-------- STORED DATA --------
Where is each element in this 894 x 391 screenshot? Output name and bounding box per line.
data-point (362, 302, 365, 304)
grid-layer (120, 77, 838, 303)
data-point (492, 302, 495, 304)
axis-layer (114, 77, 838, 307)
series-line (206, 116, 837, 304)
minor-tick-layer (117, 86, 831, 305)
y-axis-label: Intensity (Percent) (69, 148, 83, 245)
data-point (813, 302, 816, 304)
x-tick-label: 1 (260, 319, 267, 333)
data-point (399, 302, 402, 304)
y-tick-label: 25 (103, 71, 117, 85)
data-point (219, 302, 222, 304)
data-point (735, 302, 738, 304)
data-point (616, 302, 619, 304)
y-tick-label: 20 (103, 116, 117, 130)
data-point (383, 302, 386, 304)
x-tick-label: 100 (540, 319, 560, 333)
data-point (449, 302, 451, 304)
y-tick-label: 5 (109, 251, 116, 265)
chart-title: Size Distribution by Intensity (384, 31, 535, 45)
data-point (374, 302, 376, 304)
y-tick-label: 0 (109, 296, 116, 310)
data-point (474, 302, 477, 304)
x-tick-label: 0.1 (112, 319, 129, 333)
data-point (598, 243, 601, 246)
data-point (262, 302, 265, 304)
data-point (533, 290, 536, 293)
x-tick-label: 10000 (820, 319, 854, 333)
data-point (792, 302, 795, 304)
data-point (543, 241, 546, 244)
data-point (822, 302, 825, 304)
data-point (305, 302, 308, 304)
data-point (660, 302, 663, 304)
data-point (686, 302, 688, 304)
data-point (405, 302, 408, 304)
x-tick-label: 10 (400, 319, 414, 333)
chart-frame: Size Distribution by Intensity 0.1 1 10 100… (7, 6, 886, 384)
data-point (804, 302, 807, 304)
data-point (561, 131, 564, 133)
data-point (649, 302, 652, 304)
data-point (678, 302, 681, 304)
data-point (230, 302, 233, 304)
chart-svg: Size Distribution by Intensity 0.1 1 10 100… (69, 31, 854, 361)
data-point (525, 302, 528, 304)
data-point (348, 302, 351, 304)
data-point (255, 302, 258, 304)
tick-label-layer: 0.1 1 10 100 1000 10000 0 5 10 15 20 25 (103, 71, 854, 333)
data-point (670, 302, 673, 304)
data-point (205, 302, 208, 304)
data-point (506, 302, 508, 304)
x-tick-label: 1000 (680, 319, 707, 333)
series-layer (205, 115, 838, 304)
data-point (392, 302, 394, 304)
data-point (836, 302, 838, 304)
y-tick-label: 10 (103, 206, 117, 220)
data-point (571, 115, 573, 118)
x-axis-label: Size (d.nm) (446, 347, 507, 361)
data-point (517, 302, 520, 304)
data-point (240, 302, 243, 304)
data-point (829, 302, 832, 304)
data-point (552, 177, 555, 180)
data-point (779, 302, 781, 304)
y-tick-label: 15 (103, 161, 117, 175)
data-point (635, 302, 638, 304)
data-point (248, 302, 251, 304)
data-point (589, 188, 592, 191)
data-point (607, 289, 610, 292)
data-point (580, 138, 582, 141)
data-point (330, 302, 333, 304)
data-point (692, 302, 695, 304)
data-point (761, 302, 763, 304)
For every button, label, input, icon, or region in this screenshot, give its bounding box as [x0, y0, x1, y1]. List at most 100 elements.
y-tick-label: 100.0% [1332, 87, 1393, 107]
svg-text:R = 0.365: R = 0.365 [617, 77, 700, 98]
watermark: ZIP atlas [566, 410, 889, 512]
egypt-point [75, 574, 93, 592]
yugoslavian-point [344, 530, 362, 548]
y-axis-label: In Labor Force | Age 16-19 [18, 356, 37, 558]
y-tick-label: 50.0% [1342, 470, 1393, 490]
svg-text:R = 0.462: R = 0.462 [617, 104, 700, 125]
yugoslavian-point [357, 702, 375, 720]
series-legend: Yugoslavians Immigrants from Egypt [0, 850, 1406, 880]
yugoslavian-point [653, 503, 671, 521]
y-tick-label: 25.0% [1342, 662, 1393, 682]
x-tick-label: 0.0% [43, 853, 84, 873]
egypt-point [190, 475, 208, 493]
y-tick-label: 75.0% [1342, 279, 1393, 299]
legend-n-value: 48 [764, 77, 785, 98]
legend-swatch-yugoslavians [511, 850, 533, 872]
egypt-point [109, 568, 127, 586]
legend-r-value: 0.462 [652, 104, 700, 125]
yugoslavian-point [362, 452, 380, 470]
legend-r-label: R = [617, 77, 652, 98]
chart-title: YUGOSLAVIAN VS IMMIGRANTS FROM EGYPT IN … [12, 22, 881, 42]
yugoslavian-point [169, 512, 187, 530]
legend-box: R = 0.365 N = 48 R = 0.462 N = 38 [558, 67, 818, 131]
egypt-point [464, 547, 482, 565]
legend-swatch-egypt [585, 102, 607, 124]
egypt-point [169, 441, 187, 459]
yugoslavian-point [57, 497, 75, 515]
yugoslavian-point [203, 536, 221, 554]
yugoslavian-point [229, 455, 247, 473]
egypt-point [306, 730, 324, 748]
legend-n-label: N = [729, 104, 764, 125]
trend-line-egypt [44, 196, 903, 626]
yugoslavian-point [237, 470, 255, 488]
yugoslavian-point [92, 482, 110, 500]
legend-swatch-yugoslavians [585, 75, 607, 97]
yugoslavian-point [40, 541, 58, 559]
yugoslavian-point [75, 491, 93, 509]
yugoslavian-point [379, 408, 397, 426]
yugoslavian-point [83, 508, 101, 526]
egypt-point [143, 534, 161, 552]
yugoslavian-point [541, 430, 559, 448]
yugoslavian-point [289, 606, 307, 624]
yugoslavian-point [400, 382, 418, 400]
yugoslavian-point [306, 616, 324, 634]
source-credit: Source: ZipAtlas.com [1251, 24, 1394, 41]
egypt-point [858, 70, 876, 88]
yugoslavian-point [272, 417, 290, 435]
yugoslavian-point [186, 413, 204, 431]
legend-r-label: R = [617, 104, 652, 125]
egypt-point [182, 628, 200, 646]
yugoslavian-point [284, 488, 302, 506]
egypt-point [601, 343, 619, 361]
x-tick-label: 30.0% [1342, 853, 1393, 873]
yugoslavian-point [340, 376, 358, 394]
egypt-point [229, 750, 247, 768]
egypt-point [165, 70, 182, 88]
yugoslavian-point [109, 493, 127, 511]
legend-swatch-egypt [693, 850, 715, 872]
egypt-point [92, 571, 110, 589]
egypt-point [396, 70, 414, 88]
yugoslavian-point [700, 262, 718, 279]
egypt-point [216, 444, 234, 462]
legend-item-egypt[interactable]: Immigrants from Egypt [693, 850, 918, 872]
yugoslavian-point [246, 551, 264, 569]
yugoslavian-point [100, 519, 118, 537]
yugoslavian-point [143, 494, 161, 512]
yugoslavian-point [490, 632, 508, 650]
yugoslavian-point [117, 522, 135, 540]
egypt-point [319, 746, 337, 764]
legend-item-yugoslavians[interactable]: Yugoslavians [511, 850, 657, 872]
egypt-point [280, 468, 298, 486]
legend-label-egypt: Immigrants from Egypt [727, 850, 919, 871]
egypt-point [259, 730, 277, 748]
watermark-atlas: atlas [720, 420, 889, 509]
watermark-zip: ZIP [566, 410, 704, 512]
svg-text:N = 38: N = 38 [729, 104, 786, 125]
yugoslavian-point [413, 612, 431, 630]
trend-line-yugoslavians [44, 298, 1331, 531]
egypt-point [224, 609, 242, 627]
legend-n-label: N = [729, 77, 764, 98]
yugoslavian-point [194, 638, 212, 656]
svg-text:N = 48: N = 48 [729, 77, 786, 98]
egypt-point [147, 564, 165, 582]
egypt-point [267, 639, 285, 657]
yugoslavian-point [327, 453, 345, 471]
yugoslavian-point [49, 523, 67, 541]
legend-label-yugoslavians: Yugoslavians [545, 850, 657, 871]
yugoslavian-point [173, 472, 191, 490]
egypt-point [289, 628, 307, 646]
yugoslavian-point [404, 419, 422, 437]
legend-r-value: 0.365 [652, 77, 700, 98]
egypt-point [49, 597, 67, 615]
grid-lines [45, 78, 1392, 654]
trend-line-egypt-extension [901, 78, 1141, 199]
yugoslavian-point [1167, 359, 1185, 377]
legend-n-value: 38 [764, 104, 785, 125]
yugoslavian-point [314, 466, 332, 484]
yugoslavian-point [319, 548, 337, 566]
--------
* _WHAT IS NEEDED_
Could you retype the data from its first line through the line containing "data-point (660, 302, 663, 304)", including both of those lines, with every character kept the same?

* _TASK RESPONSE_
Where is each element in this 894 x 391 screenshot? Output name and bounding box per line.
data-point (362, 302, 365, 304)
grid-layer (120, 77, 838, 303)
data-point (492, 302, 495, 304)
axis-layer (114, 77, 838, 307)
series-line (206, 116, 837, 304)
minor-tick-layer (117, 86, 831, 305)
y-axis-label: Intensity (Percent) (69, 148, 83, 245)
data-point (813, 302, 816, 304)
x-tick-label: 1 (260, 319, 267, 333)
data-point (399, 302, 402, 304)
y-tick-label: 25 (103, 71, 117, 85)
data-point (219, 302, 222, 304)
data-point (735, 302, 738, 304)
data-point (616, 302, 619, 304)
y-tick-label: 20 (103, 116, 117, 130)
data-point (383, 302, 386, 304)
x-tick-label: 100 (540, 319, 560, 333)
data-point (449, 302, 451, 304)
y-tick-label: 5 (109, 251, 116, 265)
chart-title: Size Distribution by Intensity (384, 31, 535, 45)
data-point (374, 302, 376, 304)
y-tick-label: 0 (109, 296, 116, 310)
data-point (474, 302, 477, 304)
x-tick-label: 0.1 (112, 319, 129, 333)
data-point (598, 243, 601, 246)
data-point (262, 302, 265, 304)
data-point (533, 290, 536, 293)
x-tick-label: 10000 (820, 319, 854, 333)
data-point (792, 302, 795, 304)
data-point (543, 241, 546, 244)
data-point (822, 302, 825, 304)
data-point (305, 302, 308, 304)
data-point (660, 302, 663, 304)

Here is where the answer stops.